Collected data:
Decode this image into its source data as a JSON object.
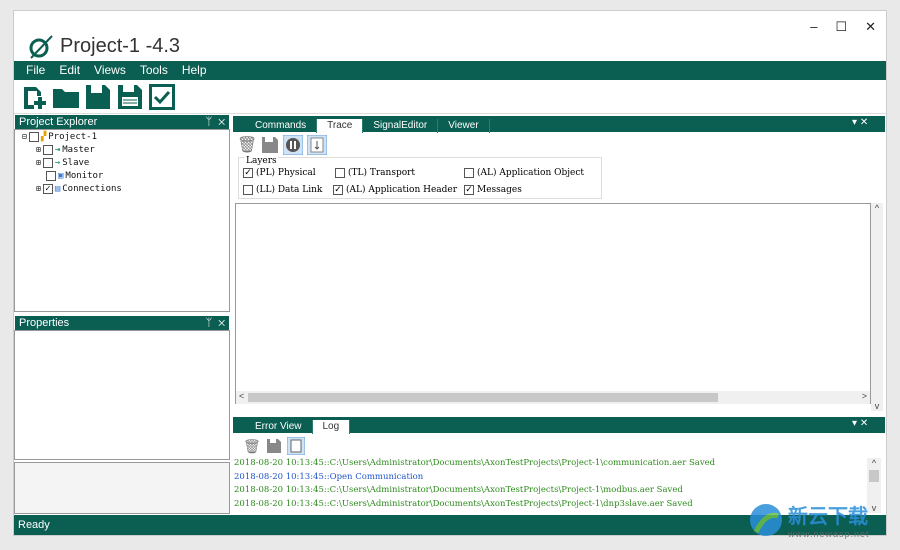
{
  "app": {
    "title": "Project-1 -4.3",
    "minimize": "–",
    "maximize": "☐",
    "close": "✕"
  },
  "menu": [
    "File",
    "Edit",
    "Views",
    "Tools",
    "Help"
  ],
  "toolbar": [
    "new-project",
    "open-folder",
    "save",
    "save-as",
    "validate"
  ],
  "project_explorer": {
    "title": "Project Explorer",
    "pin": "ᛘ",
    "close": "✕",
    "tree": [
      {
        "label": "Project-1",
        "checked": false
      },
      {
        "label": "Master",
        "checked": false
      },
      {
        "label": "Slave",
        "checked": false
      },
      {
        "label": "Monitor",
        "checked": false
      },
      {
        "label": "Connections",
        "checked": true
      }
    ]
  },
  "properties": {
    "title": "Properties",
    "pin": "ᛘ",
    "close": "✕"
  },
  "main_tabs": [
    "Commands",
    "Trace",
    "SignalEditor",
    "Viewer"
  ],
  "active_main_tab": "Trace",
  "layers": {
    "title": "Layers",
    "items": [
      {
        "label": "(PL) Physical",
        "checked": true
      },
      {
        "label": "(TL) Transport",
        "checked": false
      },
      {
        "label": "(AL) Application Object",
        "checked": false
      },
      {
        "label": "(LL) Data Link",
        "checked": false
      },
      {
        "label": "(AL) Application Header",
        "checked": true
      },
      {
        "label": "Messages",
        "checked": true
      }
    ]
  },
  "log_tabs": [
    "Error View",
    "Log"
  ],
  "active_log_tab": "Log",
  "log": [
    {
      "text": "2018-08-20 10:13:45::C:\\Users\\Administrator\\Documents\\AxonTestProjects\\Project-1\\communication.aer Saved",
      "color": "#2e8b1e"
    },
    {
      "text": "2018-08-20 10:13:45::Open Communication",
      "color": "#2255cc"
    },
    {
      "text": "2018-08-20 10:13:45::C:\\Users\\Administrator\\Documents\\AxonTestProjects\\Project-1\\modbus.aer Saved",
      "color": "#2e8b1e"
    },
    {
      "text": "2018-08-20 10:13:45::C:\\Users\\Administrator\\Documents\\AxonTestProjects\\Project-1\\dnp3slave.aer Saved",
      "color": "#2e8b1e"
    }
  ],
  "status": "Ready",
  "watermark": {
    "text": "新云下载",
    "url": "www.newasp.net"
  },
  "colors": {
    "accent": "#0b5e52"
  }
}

- **WRITTEN TASK**: Exclude all images and restate the records above word for word.

- **RESPONSE TO THIS EXERCISE**:
Decode this image into its source data as a JSON object.
{
  "app": {
    "title": "Project-1 -4.3",
    "minimize": "–",
    "maximize": "☐",
    "close": "✕"
  },
  "menu": [
    "File",
    "Edit",
    "Views",
    "Tools",
    "Help"
  ],
  "toolbar": [
    "new-project",
    "open-folder",
    "save",
    "save-as",
    "validate"
  ],
  "project_explorer": {
    "title": "Project Explorer",
    "pin": "ᛘ",
    "close": "✕",
    "tree": [
      {
        "label": "Project-1",
        "checked": false
      },
      {
        "label": "Master",
        "checked": false
      },
      {
        "label": "Slave",
        "checked": false
      },
      {
        "label": "Monitor",
        "checked": false
      },
      {
        "label": "Connections",
        "checked": true
      }
    ]
  },
  "properties": {
    "title": "Properties",
    "pin": "ᛘ",
    "close": "✕"
  },
  "main_tabs": [
    "Commands",
    "Trace",
    "SignalEditor",
    "Viewer"
  ],
  "active_main_tab": "Trace",
  "layers": {
    "title": "Layers",
    "items": [
      {
        "label": "(PL) Physical",
        "checked": true
      },
      {
        "label": "(TL) Transport",
        "checked": false
      },
      {
        "label": "(AL) Application Object",
        "checked": false
      },
      {
        "label": "(LL) Data Link",
        "checked": false
      },
      {
        "label": "(AL) Application Header",
        "checked": true
      },
      {
        "label": "Messages",
        "checked": true
      }
    ]
  },
  "log_tabs": [
    "Error View",
    "Log"
  ],
  "active_log_tab": "Log",
  "log": [
    {
      "text": "2018-08-20 10:13:45::C:\\Users\\Administrator\\Documents\\AxonTestProjects\\Project-1\\communication.aer Saved",
      "color": "#2e8b1e"
    },
    {
      "text": "2018-08-20 10:13:45::Open Communication",
      "color": "#2255cc"
    },
    {
      "text": "2018-08-20 10:13:45::C:\\Users\\Administrator\\Documents\\AxonTestProjects\\Project-1\\modbus.aer Saved",
      "color": "#2e8b1e"
    },
    {
      "text": "2018-08-20 10:13:45::C:\\Users\\Administrator\\Documents\\AxonTestProjects\\Project-1\\dnp3slave.aer Saved",
      "color": "#2e8b1e"
    }
  ],
  "status": "Ready",
  "watermark": {
    "text": "新云下载",
    "url": "www.newasp.net"
  },
  "colors": {
    "accent": "#0b5e52"
  }
}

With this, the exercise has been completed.